Records for this exercise>

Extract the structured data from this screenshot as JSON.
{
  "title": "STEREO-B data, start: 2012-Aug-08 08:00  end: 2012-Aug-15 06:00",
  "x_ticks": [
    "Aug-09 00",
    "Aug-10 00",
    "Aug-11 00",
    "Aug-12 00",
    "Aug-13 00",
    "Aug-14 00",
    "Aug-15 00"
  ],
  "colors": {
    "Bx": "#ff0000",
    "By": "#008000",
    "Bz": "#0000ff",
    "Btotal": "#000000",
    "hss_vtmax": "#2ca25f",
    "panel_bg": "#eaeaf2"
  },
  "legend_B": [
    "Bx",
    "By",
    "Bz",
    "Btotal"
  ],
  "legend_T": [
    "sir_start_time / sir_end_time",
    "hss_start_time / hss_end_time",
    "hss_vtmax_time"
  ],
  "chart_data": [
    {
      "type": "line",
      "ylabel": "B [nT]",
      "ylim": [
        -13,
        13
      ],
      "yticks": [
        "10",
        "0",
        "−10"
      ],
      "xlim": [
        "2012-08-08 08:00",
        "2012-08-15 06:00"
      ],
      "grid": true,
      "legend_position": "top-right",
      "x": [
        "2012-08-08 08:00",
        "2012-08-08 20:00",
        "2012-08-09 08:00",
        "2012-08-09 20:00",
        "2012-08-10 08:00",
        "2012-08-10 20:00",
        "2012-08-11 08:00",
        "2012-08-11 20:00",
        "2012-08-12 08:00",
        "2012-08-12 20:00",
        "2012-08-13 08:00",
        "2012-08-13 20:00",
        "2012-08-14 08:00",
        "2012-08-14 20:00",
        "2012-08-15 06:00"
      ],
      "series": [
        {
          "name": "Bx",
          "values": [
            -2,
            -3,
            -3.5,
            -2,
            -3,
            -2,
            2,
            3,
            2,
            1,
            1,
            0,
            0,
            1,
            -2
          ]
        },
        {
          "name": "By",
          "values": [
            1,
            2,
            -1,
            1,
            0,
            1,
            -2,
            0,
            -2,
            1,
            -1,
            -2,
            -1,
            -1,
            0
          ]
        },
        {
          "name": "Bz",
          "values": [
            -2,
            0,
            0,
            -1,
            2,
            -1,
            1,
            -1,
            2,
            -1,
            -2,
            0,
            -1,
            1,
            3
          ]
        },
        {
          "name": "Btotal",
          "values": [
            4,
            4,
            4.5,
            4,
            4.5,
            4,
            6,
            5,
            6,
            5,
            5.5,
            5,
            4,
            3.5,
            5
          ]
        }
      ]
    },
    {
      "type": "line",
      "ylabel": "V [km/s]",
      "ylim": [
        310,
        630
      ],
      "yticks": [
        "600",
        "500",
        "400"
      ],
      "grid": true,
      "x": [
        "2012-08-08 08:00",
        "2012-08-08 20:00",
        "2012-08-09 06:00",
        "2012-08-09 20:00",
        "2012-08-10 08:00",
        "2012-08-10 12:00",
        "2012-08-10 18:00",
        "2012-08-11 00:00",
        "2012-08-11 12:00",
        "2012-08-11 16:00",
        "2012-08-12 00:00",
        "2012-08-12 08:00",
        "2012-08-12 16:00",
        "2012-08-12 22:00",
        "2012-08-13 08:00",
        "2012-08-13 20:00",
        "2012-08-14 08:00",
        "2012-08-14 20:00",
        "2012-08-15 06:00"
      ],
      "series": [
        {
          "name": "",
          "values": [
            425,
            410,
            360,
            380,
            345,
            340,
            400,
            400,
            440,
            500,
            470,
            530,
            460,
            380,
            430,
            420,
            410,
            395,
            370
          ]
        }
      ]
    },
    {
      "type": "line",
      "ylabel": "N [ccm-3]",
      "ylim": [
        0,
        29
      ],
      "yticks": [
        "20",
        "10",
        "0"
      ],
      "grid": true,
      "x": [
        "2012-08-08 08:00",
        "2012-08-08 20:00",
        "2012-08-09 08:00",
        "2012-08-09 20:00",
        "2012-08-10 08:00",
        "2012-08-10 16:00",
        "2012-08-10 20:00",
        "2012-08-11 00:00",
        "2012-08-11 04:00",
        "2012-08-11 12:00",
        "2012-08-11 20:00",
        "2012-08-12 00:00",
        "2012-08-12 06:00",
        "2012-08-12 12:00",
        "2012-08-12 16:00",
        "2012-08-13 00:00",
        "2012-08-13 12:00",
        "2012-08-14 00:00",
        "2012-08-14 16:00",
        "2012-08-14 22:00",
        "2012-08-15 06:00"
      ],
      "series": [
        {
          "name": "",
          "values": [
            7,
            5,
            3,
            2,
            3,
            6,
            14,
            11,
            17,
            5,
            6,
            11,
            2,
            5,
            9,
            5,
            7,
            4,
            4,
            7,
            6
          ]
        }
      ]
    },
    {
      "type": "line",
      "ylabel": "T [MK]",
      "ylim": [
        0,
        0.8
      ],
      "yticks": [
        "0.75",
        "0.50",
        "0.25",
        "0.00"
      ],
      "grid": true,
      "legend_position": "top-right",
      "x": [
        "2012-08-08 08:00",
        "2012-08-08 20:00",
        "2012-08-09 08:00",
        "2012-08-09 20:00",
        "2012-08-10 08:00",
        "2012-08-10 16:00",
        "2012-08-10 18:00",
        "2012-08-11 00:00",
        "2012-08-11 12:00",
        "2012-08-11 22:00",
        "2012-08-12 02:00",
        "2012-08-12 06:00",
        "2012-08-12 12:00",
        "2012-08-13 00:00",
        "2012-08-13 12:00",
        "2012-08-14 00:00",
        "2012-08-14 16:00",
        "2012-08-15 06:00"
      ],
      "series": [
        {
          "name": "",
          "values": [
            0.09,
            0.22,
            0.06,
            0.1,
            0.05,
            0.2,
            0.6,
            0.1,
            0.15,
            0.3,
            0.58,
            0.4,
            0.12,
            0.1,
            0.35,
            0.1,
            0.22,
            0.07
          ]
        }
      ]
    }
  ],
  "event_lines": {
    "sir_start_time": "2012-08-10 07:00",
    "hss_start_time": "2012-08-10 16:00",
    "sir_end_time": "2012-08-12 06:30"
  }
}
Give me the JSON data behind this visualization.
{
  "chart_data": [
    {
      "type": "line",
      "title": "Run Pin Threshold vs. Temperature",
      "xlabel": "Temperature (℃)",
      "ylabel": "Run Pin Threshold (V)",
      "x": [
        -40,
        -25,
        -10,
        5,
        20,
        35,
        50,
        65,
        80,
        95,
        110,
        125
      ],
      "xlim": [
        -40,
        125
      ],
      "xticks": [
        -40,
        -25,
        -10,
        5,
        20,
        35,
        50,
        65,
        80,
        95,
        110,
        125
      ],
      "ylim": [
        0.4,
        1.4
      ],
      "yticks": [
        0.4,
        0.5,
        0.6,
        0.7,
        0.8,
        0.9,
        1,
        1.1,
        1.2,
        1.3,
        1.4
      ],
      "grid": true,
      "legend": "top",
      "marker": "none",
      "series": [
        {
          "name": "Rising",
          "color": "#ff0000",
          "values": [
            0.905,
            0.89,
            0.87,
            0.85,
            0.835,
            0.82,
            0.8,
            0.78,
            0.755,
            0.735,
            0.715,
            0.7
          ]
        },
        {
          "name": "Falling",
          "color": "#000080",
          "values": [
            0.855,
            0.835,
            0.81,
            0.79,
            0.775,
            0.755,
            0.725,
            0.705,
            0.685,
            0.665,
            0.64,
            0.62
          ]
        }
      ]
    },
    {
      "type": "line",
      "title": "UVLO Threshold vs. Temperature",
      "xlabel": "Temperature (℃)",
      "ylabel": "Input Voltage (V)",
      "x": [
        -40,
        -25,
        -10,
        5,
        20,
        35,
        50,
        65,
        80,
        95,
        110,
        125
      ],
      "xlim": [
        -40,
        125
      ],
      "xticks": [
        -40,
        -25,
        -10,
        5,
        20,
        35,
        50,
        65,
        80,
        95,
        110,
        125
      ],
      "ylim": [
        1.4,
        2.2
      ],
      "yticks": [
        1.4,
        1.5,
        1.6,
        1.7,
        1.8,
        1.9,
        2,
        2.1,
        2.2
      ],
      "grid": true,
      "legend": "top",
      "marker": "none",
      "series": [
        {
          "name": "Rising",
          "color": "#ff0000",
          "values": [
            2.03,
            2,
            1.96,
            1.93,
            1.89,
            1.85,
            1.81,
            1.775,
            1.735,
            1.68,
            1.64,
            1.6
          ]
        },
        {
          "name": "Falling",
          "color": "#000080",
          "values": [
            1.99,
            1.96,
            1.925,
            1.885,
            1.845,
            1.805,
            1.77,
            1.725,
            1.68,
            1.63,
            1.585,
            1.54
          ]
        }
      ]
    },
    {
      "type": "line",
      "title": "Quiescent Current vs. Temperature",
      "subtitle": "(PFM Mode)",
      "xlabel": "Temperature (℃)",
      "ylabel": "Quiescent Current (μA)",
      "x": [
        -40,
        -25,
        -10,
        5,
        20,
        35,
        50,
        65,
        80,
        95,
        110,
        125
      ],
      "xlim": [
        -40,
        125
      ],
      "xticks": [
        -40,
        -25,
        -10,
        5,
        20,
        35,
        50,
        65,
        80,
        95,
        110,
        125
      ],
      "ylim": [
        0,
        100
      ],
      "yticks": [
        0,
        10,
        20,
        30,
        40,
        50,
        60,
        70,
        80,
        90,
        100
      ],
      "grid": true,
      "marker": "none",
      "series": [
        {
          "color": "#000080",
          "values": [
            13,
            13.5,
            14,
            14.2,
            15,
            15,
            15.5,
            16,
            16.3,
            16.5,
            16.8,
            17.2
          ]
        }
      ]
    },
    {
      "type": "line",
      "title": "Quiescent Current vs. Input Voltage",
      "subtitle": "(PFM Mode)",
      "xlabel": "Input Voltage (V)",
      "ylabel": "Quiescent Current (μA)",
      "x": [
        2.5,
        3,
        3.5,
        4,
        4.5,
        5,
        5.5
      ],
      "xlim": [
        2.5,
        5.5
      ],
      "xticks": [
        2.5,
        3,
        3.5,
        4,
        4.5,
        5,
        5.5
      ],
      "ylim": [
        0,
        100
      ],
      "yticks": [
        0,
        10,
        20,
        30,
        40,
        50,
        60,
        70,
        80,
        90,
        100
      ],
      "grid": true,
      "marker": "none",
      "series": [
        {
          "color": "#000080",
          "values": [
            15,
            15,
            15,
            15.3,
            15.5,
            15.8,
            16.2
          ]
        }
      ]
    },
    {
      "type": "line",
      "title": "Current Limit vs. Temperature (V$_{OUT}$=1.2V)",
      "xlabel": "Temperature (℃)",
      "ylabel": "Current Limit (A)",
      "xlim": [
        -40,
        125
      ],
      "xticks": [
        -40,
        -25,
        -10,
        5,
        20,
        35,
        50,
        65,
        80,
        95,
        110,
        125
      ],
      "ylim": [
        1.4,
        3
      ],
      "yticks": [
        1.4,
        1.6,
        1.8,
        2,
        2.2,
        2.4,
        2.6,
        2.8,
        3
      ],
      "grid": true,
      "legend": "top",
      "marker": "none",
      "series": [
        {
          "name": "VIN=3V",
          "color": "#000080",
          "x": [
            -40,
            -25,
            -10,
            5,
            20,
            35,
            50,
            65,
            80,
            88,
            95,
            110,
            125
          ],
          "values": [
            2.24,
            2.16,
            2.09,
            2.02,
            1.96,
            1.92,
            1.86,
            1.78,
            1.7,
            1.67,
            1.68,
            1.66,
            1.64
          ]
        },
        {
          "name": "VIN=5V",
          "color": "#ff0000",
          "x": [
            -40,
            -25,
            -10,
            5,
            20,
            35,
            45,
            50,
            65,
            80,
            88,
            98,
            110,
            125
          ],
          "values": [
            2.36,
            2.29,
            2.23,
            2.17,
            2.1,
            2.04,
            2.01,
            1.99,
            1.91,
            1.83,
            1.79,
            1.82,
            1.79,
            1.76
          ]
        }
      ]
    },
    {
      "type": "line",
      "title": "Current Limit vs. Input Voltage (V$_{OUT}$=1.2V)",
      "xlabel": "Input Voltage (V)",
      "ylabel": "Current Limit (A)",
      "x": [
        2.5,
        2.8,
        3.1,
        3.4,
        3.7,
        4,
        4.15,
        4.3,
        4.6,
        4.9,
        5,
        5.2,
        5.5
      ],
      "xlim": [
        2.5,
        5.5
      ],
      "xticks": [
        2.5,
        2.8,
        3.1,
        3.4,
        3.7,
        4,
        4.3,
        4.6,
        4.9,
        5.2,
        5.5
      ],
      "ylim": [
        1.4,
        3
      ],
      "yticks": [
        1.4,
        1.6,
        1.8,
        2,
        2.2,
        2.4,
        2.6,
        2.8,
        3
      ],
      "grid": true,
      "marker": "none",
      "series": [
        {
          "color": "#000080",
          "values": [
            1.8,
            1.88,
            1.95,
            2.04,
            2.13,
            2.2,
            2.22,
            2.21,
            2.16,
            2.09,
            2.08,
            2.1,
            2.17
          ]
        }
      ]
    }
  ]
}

Exercise brief>
Report every line containing the word "Voltage" from the listing above.

Solution to the problem>
      "ylabel": "Input Voltage (V)",
      "title": "Quiescent Current vs. Input Voltage",
      "xlabel": "Input Voltage (V)",
      "title": "Current Limit vs. Input Voltage (V$_{OUT}$=1.2V)",
      "xlabel": "Input Voltage (V)",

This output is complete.